> **OBJECTIVE**:
Return the records exactly as they are.

>> start PROVIDED MATERIAL

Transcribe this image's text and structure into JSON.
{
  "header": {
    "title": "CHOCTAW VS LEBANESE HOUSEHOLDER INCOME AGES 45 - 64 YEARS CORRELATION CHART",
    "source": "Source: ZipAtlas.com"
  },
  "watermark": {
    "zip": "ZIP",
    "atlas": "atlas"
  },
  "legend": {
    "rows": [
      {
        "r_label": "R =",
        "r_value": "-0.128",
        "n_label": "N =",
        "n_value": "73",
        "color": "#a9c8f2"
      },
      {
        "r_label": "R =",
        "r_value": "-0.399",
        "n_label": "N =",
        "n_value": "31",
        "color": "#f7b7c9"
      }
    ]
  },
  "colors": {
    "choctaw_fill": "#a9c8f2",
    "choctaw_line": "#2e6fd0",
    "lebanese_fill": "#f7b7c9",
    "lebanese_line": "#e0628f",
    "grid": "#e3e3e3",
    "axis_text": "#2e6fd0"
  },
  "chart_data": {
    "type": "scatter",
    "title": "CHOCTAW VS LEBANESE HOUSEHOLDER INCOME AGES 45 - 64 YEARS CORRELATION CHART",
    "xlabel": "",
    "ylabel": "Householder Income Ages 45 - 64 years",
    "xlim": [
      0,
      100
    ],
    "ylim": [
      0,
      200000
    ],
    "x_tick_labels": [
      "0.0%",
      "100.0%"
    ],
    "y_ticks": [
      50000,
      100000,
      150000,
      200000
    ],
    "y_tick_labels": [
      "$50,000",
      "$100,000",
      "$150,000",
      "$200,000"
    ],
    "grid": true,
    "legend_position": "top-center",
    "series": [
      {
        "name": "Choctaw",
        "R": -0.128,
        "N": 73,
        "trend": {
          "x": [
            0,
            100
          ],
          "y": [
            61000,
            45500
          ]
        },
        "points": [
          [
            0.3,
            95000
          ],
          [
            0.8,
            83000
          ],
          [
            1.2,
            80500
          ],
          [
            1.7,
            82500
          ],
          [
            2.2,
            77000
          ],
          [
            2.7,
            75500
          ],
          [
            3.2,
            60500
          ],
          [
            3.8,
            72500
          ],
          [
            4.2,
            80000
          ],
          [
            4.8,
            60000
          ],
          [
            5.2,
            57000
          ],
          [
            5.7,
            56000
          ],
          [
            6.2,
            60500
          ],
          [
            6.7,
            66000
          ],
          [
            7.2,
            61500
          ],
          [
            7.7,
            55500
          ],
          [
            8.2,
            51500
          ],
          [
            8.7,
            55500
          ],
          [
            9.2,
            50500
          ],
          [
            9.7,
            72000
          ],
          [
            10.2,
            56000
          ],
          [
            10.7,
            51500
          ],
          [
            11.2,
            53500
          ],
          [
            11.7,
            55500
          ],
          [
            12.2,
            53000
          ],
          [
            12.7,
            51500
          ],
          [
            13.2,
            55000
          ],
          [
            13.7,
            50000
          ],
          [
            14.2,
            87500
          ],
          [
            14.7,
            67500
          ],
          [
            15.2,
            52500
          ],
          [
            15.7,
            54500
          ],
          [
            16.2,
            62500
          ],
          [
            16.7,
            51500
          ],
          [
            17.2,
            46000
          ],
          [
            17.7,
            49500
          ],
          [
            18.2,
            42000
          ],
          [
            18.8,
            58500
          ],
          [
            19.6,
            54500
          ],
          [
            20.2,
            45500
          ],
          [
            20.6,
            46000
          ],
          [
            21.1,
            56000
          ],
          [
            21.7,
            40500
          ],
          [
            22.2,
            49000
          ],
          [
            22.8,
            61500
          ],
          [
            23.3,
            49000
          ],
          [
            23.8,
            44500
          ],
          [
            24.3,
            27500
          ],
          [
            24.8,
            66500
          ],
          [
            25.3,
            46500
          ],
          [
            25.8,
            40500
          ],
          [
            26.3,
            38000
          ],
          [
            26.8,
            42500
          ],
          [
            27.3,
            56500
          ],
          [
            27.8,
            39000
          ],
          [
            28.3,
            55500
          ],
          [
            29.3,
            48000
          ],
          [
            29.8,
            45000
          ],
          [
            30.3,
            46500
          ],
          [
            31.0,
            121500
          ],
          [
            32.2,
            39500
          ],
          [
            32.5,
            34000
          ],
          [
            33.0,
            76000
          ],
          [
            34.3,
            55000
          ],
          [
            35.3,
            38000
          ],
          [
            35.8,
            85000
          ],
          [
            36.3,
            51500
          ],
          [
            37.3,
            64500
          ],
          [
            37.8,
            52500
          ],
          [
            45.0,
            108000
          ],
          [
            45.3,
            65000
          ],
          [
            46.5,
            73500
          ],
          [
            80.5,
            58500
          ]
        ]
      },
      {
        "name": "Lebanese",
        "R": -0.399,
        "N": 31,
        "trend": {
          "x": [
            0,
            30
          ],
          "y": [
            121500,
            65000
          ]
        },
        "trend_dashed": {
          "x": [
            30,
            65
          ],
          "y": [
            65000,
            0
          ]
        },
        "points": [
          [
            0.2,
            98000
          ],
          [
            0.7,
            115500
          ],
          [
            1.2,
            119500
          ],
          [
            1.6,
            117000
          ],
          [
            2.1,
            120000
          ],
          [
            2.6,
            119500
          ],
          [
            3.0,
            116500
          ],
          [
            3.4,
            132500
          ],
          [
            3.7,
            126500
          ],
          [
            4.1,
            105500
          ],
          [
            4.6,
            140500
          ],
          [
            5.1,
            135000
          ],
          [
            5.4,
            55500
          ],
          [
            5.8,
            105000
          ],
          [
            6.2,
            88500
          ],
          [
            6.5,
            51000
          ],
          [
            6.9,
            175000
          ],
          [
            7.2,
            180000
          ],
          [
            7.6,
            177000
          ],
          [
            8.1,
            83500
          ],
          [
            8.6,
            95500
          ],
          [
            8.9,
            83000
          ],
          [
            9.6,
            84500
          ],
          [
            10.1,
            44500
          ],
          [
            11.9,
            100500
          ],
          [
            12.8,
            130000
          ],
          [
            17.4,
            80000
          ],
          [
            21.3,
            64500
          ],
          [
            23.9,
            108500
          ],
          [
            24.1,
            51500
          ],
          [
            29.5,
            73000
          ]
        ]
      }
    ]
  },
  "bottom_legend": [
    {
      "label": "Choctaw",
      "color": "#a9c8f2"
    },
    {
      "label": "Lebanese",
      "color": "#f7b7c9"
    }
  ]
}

>> end PROVIDED MATERIAL

> **THE SOLUTION**:
Transcribe this image's text and structure into JSON.
{
  "header": {
    "title": "CHOCTAW VS LEBANESE HOUSEHOLDER INCOME AGES 45 - 64 YEARS CORRELATION CHART",
    "source": "Source: ZipAtlas.com"
  },
  "watermark": {
    "zip": "ZIP",
    "atlas": "atlas"
  },
  "legend": {
    "rows": [
      {
        "r_label": "R =",
        "r_value": "-0.128",
        "n_label": "N =",
        "n_value": "73",
        "color": "#a9c8f2"
      },
      {
        "r_label": "R =",
        "r_value": "-0.399",
        "n_label": "N =",
        "n_value": "31",
        "color": "#f7b7c9"
      }
    ]
  },
  "colors": {
    "choctaw_fill": "#a9c8f2",
    "choctaw_line": "#2e6fd0",
    "lebanese_fill": "#f7b7c9",
    "lebanese_line": "#e0628f",
    "grid": "#e3e3e3",
    "axis_text": "#2e6fd0"
  },
  "chart_data": {
    "type": "scatter",
    "title": "CHOCTAW VS LEBANESE HOUSEHOLDER INCOME AGES 45 - 64 YEARS CORRELATION CHART",
    "xlabel": "",
    "ylabel": "Householder Income Ages 45 - 64 years",
    "xlim": [
      0,
      100
    ],
    "ylim": [
      0,
      200000
    ],
    "x_tick_labels": [
      "0.0%",
      "100.0%"
    ],
    "y_ticks": [
      50000,
      100000,
      150000,
      200000
    ],
    "y_tick_labels": [
      "$50,000",
      "$100,000",
      "$150,000",
      "$200,000"
    ],
    "grid": true,
    "legend_position": "top-center",
    "series": [
      {
        "name": "Choctaw",
        "R": -0.128,
        "N": 73,
        "trend": {
          "x": [
            0,
            100
          ],
          "y": [
            61000,
            45500
          ]
        },
        "points": [
          [
            0.3,
            95000
          ],
          [
            0.8,
            83000
          ],
          [
            1.2,
            80500
          ],
          [
            1.7,
            82500
          ],
          [
            2.2,
            77000
          ],
          [
            2.7,
            75500
          ],
          [
            3.2,
            60500
          ],
          [
            3.8,
            72500
          ],
          [
            4.2,
            80000
          ],
          [
            4.8,
            60000
          ],
          [
            5.2,
            57000
          ],
          [
            5.7,
            56000
          ],
          [
            6.2,
            60500
          ],
          [
            6.7,
            66000
          ],
          [
            7.2,
            61500
          ],
          [
            7.7,
            55500
          ],
          [
            8.2,
            51500
          ],
          [
            8.7,
            55500
          ],
          [
            9.2,
            50500
          ],
          [
            9.7,
            72000
          ],
          [
            10.2,
            56000
          ],
          [
            10.7,
            51500
          ],
          [
            11.2,
            53500
          ],
          [
            11.7,
            55500
          ],
          [
            12.2,
            53000
          ],
          [
            12.7,
            51500
          ],
          [
            13.2,
            55000
          ],
          [
            13.7,
            50000
          ],
          [
            14.2,
            87500
          ],
          [
            14.7,
            67500
          ],
          [
            15.2,
            52500
          ],
          [
            15.7,
            54500
          ],
          [
            16.2,
            62500
          ],
          [
            16.7,
            51500
          ],
          [
            17.2,
            46000
          ],
          [
            17.7,
            49500
          ],
          [
            18.2,
            42000
          ],
          [
            18.8,
            58500
          ],
          [
            19.6,
            54500
          ],
          [
            20.2,
            45500
          ],
          [
            20.6,
            46000
          ],
          [
            21.1,
            56000
          ],
          [
            21.7,
            40500
          ],
          [
            22.2,
            49000
          ],
          [
            22.8,
            61500
          ],
          [
            23.3,
            49000
          ],
          [
            23.8,
            44500
          ],
          [
            24.3,
            27500
          ],
          [
            24.8,
            66500
          ],
          [
            25.3,
            46500
          ],
          [
            25.8,
            40500
          ],
          [
            26.3,
            38000
          ],
          [
            26.8,
            42500
          ],
          [
            27.3,
            56500
          ],
          [
            27.8,
            39000
          ],
          [
            28.3,
            55500
          ],
          [
            29.3,
            48000
          ],
          [
            29.8,
            45000
          ],
          [
            30.3,
            46500
          ],
          [
            31.0,
            121500
          ],
          [
            32.2,
            39500
          ],
          [
            32.5,
            34000
          ],
          [
            33.0,
            76000
          ],
          [
            34.3,
            55000
          ],
          [
            35.3,
            38000
          ],
          [
            35.8,
            85000
          ],
          [
            36.3,
            51500
          ],
          [
            37.3,
            64500
          ],
          [
            37.8,
            52500
          ],
          [
            45.0,
            108000
          ],
          [
            45.3,
            65000
          ],
          [
            46.5,
            73500
          ],
          [
            80.5,
            58500
          ]
        ]
      },
      {
        "name": "Lebanese",
        "R": -0.399,
        "N": 31,
        "trend": {
          "x": [
            0,
            30
          ],
          "y": [
            121500,
            65000
          ]
        },
        "trend_dashed": {
          "x": [
            30,
            65
          ],
          "y": [
            65000,
            0
          ]
        },
        "points": [
          [
            0.2,
            98000
          ],
          [
            0.7,
            115500
          ],
          [
            1.2,
            119500
          ],
          [
            1.6,
            117000
          ],
          [
            2.1,
            120000
          ],
          [
            2.6,
            119500
          ],
          [
            3.0,
            116500
          ],
          [
            3.4,
            132500
          ],
          [
            3.7,
            126500
          ],
          [
            4.1,
            105500
          ],
          [
            4.6,
            140500
          ],
          [
            5.1,
            135000
          ],
          [
            5.4,
            55500
          ],
          [
            5.8,
            105000
          ],
          [
            6.2,
            88500
          ],
          [
            6.5,
            51000
          ],
          [
            6.9,
            175000
          ],
          [
            7.2,
            180000
          ],
          [
            7.6,
            177000
          ],
          [
            8.1,
            83500
          ],
          [
            8.6,
            95500
          ],
          [
            8.9,
            83000
          ],
          [
            9.6,
            84500
          ],
          [
            10.1,
            44500
          ],
          [
            11.9,
            100500
          ],
          [
            12.8,
            130000
          ],
          [
            17.4,
            80000
          ],
          [
            21.3,
            64500
          ],
          [
            23.9,
            108500
          ],
          [
            24.1,
            51500
          ],
          [
            29.5,
            73000
          ]
        ]
      }
    ]
  },
  "bottom_legend": [
    {
      "label": "Choctaw",
      "color": "#a9c8f2"
    },
    {
      "label": "Lebanese",
      "color": "#f7b7c9"
    }
  ]
}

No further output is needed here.